━━ Task input ━━
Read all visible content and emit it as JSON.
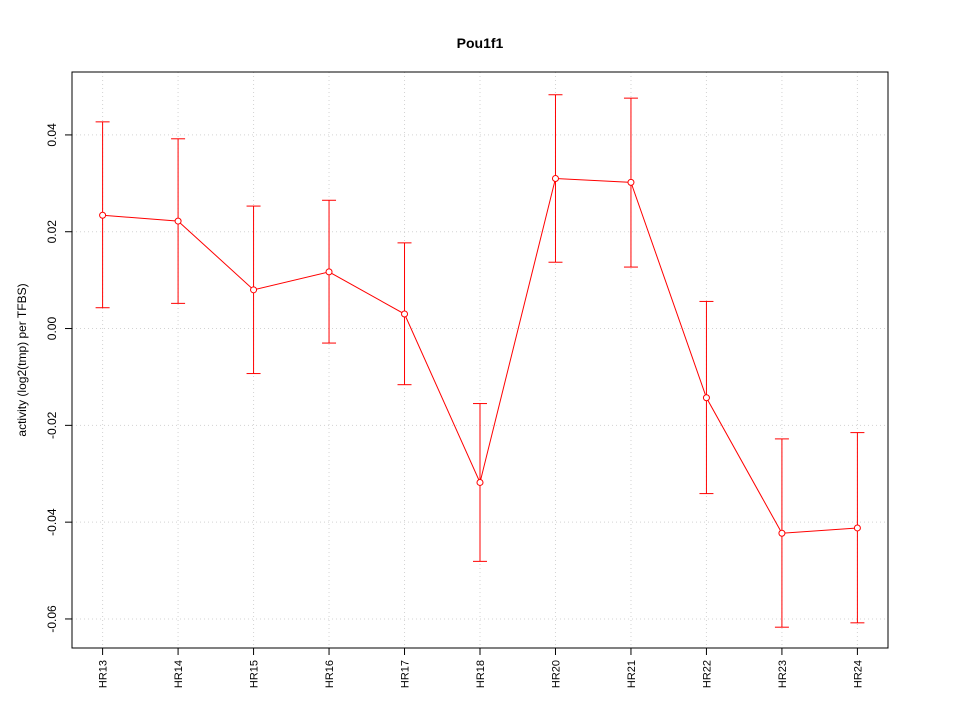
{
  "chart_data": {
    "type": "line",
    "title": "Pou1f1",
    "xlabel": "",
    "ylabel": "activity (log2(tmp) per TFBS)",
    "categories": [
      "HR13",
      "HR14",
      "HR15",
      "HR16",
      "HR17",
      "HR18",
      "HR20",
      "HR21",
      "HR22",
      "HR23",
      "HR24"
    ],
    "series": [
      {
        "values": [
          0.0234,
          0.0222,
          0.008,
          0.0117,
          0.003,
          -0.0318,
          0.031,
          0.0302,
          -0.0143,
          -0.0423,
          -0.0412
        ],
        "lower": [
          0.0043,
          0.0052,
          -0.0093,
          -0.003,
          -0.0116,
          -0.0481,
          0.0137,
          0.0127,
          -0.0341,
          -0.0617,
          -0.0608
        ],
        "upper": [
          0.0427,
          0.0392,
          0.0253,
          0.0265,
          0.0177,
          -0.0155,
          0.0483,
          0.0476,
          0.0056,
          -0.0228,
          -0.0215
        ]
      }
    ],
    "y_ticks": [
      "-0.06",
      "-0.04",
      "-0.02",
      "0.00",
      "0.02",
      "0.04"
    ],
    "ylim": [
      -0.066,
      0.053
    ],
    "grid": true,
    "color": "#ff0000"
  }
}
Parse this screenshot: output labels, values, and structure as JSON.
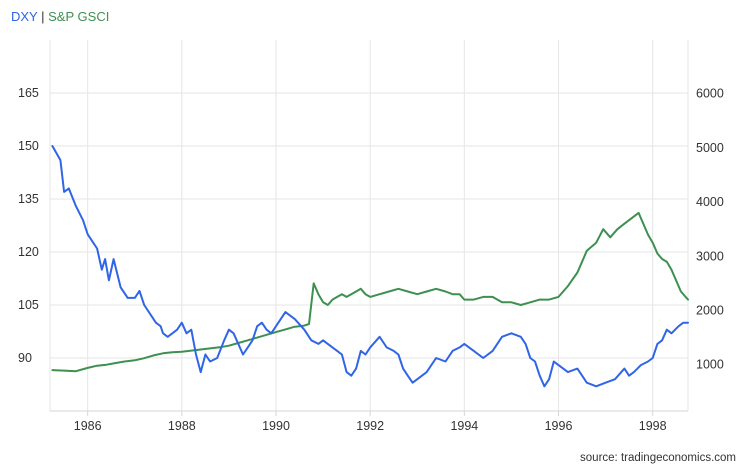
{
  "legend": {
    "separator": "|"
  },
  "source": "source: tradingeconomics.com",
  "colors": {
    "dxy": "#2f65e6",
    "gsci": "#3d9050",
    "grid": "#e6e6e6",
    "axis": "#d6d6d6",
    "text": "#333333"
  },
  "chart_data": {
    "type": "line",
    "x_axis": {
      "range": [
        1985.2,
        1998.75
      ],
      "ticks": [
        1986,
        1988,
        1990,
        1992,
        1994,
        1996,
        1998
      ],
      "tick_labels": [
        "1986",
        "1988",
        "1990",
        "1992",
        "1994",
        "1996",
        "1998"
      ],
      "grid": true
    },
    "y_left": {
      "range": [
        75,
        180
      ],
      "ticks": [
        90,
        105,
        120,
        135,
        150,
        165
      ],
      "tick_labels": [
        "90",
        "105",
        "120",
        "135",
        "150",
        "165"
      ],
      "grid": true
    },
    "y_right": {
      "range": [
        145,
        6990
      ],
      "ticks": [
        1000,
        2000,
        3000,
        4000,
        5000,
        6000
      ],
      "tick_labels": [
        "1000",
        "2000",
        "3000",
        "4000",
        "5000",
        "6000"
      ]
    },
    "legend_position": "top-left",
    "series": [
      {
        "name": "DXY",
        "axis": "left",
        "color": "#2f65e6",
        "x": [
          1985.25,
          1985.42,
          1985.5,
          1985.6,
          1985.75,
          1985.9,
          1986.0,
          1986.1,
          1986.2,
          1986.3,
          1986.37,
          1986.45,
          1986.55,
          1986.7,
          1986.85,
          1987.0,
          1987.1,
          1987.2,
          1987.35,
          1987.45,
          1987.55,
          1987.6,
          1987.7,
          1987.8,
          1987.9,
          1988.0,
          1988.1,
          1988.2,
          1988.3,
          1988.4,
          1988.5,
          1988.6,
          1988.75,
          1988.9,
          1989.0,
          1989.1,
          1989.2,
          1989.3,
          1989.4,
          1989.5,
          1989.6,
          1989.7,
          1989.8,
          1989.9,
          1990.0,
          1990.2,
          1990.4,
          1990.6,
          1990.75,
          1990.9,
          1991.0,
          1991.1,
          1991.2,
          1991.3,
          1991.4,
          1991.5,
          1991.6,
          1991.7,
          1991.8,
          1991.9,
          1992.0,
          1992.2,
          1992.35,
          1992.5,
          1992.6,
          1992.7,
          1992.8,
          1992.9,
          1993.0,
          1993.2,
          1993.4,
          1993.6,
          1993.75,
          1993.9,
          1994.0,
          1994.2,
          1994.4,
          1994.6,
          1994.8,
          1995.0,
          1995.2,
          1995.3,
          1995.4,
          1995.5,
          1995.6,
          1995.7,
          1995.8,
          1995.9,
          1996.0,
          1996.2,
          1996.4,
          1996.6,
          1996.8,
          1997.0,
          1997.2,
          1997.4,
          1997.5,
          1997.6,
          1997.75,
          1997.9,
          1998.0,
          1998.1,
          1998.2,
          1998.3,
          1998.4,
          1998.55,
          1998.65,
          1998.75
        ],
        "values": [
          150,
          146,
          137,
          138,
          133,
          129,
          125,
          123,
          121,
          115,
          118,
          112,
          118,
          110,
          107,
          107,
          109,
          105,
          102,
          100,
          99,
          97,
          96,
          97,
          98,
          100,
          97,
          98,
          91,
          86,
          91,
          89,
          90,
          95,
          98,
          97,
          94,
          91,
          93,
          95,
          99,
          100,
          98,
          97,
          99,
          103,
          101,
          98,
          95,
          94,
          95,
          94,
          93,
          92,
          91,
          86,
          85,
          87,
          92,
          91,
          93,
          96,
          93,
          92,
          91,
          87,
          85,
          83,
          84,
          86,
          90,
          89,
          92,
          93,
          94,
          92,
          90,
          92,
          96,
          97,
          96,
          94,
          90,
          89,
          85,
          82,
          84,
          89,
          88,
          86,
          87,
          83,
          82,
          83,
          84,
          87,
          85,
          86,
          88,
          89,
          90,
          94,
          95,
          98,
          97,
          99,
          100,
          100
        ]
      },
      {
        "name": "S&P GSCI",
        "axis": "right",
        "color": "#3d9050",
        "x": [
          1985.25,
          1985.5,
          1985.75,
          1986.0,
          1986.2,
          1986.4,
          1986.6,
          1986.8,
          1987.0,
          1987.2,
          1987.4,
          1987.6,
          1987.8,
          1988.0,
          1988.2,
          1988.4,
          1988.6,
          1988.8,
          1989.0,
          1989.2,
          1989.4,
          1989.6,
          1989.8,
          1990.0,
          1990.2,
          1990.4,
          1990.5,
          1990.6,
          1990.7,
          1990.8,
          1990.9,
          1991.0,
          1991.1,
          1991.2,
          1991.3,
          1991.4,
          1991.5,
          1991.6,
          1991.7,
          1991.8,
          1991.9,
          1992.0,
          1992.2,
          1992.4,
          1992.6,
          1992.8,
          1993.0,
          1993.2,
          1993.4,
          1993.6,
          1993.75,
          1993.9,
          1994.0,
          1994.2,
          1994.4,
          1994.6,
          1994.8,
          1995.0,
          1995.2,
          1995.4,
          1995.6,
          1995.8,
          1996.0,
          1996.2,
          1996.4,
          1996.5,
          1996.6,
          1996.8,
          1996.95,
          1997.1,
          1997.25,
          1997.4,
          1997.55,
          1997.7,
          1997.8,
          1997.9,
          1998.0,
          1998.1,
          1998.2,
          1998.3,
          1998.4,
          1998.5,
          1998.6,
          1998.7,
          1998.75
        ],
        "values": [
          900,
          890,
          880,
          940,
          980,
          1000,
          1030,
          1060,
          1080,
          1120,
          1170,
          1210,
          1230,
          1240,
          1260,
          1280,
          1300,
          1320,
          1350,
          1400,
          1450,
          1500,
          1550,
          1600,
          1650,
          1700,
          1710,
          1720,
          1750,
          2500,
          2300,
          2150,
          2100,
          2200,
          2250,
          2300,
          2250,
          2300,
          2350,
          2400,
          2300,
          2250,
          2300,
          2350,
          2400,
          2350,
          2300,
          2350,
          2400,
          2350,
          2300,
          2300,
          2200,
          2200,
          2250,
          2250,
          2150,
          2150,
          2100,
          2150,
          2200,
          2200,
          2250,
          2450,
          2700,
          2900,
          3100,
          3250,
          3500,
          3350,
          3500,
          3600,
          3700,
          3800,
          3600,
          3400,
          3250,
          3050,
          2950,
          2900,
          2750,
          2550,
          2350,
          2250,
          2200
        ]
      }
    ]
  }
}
━━━
Directions: Exactly reproduce each record, leaving out any pictures.

Exercise solution:
Read all visible content and emit it as JSON.
{
  "chart_data": {
    "type": "line",
    "title": "Pou1f1",
    "xlabel": "",
    "ylabel": "activity (log2(tmp) per TFBS)",
    "categories": [
      "HR13",
      "HR14",
      "HR15",
      "HR16",
      "HR17",
      "HR18",
      "HR20",
      "HR21",
      "HR22",
      "HR23",
      "HR24"
    ],
    "series": [
      {
        "values": [
          0.0234,
          0.0222,
          0.008,
          0.0117,
          0.003,
          -0.0318,
          0.031,
          0.0302,
          -0.0143,
          -0.0423,
          -0.0412
        ],
        "lower": [
          0.0043,
          0.0052,
          -0.0093,
          -0.003,
          -0.0116,
          -0.0481,
          0.0137,
          0.0127,
          -0.0341,
          -0.0617,
          -0.0608
        ],
        "upper": [
          0.0427,
          0.0392,
          0.0253,
          0.0265,
          0.0177,
          -0.0155,
          0.0483,
          0.0476,
          0.0056,
          -0.0228,
          -0.0215
        ]
      }
    ],
    "y_ticks": [
      "-0.06",
      "-0.04",
      "-0.02",
      "0.00",
      "0.02",
      "0.04"
    ],
    "ylim": [
      -0.066,
      0.053
    ],
    "grid": true,
    "color": "#ff0000"
  }
}
Parse this screenshot: output labels, values, and structure as JSON.
{
  "legend": {
    "separator": "|"
  },
  "source": "source: tradingeconomics.com",
  "colors": {
    "dxy": "#2f65e6",
    "gsci": "#3d9050",
    "grid": "#e6e6e6",
    "axis": "#d6d6d6",
    "text": "#333333"
  },
  "chart_data": {
    "type": "line",
    "x_axis": {
      "range": [
        1985.2,
        1998.75
      ],
      "ticks": [
        1986,
        1988,
        1990,
        1992,
        1994,
        1996,
        1998
      ],
      "tick_labels": [
        "1986",
        "1988",
        "1990",
        "1992",
        "1994",
        "1996",
        "1998"
      ],
      "grid": true
    },
    "y_left": {
      "range": [
        75,
        180
      ],
      "ticks": [
        90,
        105,
        120,
        135,
        150,
        165
      ],
      "tick_labels": [
        "90",
        "105",
        "120",
        "135",
        "150",
        "165"
      ],
      "grid": true
    },
    "y_right": {
      "range": [
        145,
        6990
      ],
      "ticks": [
        1000,
        2000,
        3000,
        4000,
        5000,
        6000
      ],
      "tick_labels": [
        "1000",
        "2000",
        "3000",
        "4000",
        "5000",
        "6000"
      ]
    },
    "legend_position": "top-left",
    "series": [
      {
        "name": "DXY",
        "axis": "left",
        "color": "#2f65e6",
        "x": [
          1985.25,
          1985.42,
          1985.5,
          1985.6,
          1985.75,
          1985.9,
          1986.0,
          1986.1,
          1986.2,
          1986.3,
          1986.37,
          1986.45,
          1986.55,
          1986.7,
          1986.85,
          1987.0,
          1987.1,
          1987.2,
          1987.35,
          1987.45,
          1987.55,
          1987.6,
          1987.7,
          1987.8,
          1987.9,
          1988.0,
          1988.1,
          1988.2,
          1988.3,
          1988.4,
          1988.5,
          1988.6,
          1988.75,
          1988.9,
          1989.0,
          1989.1,
          1989.2,
          1989.3,
          1989.4,
          1989.5,
          1989.6,
          1989.7,
          1989.8,
          1989.9,
          1990.0,
          1990.2,
          1990.4,
          1990.6,
          1990.75,
          1990.9,
          1991.0,
          1991.1,
          1991.2,
          1991.3,
          1991.4,
          1991.5,
          1991.6,
          1991.7,
          1991.8,
          1991.9,
          1992.0,
          1992.2,
          1992.35,
          1992.5,
          1992.6,
          1992.7,
          1992.8,
          1992.9,
          1993.0,
          1993.2,
          1993.4,
          1993.6,
          1993.75,
          1993.9,
          1994.0,
          1994.2,
          1994.4,
          1994.6,
          1994.8,
          1995.0,
          1995.2,
          1995.3,
          1995.4,
          1995.5,
          1995.6,
          1995.7,
          1995.8,
          1995.9,
          1996.0,
          1996.2,
          1996.4,
          1996.6,
          1996.8,
          1997.0,
          1997.2,
          1997.4,
          1997.5,
          1997.6,
          1997.75,
          1997.9,
          1998.0,
          1998.1,
          1998.2,
          1998.3,
          1998.4,
          1998.55,
          1998.65,
          1998.75
        ],
        "values": [
          150,
          146,
          137,
          138,
          133,
          129,
          125,
          123,
          121,
          115,
          118,
          112,
          118,
          110,
          107,
          107,
          109,
          105,
          102,
          100,
          99,
          97,
          96,
          97,
          98,
          100,
          97,
          98,
          91,
          86,
          91,
          89,
          90,
          95,
          98,
          97,
          94,
          91,
          93,
          95,
          99,
          100,
          98,
          97,
          99,
          103,
          101,
          98,
          95,
          94,
          95,
          94,
          93,
          92,
          91,
          86,
          85,
          87,
          92,
          91,
          93,
          96,
          93,
          92,
          91,
          87,
          85,
          83,
          84,
          86,
          90,
          89,
          92,
          93,
          94,
          92,
          90,
          92,
          96,
          97,
          96,
          94,
          90,
          89,
          85,
          82,
          84,
          89,
          88,
          86,
          87,
          83,
          82,
          83,
          84,
          87,
          85,
          86,
          88,
          89,
          90,
          94,
          95,
          98,
          97,
          99,
          100,
          100
        ]
      },
      {
        "name": "S&P GSCI",
        "axis": "right",
        "color": "#3d9050",
        "x": [
          1985.25,
          1985.5,
          1985.75,
          1986.0,
          1986.2,
          1986.4,
          1986.6,
          1986.8,
          1987.0,
          1987.2,
          1987.4,
          1987.6,
          1987.8,
          1988.0,
          1988.2,
          1988.4,
          1988.6,
          1988.8,
          1989.0,
          1989.2,
          1989.4,
          1989.6,
          1989.8,
          1990.0,
          1990.2,
          1990.4,
          1990.5,
          1990.6,
          1990.7,
          1990.8,
          1990.9,
          1991.0,
          1991.1,
          1991.2,
          1991.3,
          1991.4,
          1991.5,
          1991.6,
          1991.7,
          1991.8,
          1991.9,
          1992.0,
          1992.2,
          1992.4,
          1992.6,
          1992.8,
          1993.0,
          1993.2,
          1993.4,
          1993.6,
          1993.75,
          1993.9,
          1994.0,
          1994.2,
          1994.4,
          1994.6,
          1994.8,
          1995.0,
          1995.2,
          1995.4,
          1995.6,
          1995.8,
          1996.0,
          1996.2,
          1996.4,
          1996.5,
          1996.6,
          1996.8,
          1996.95,
          1997.1,
          1997.25,
          1997.4,
          1997.55,
          1997.7,
          1997.8,
          1997.9,
          1998.0,
          1998.1,
          1998.2,
          1998.3,
          1998.4,
          1998.5,
          1998.6,
          1998.7,
          1998.75
        ],
        "values": [
          900,
          890,
          880,
          940,
          980,
          1000,
          1030,
          1060,
          1080,
          1120,
          1170,
          1210,
          1230,
          1240,
          1260,
          1280,
          1300,
          1320,
          1350,
          1400,
          1450,
          1500,
          1550,
          1600,
          1650,
          1700,
          1710,
          1720,
          1750,
          2500,
          2300,
          2150,
          2100,
          2200,
          2250,
          2300,
          2250,
          2300,
          2350,
          2400,
          2300,
          2250,
          2300,
          2350,
          2400,
          2350,
          2300,
          2350,
          2400,
          2350,
          2300,
          2300,
          2200,
          2200,
          2250,
          2250,
          2150,
          2150,
          2100,
          2150,
          2200,
          2200,
          2250,
          2450,
          2700,
          2900,
          3100,
          3250,
          3500,
          3350,
          3500,
          3600,
          3700,
          3800,
          3600,
          3400,
          3250,
          3050,
          2950,
          2900,
          2750,
          2550,
          2350,
          2250,
          2200
        ]
      }
    ]
  }
}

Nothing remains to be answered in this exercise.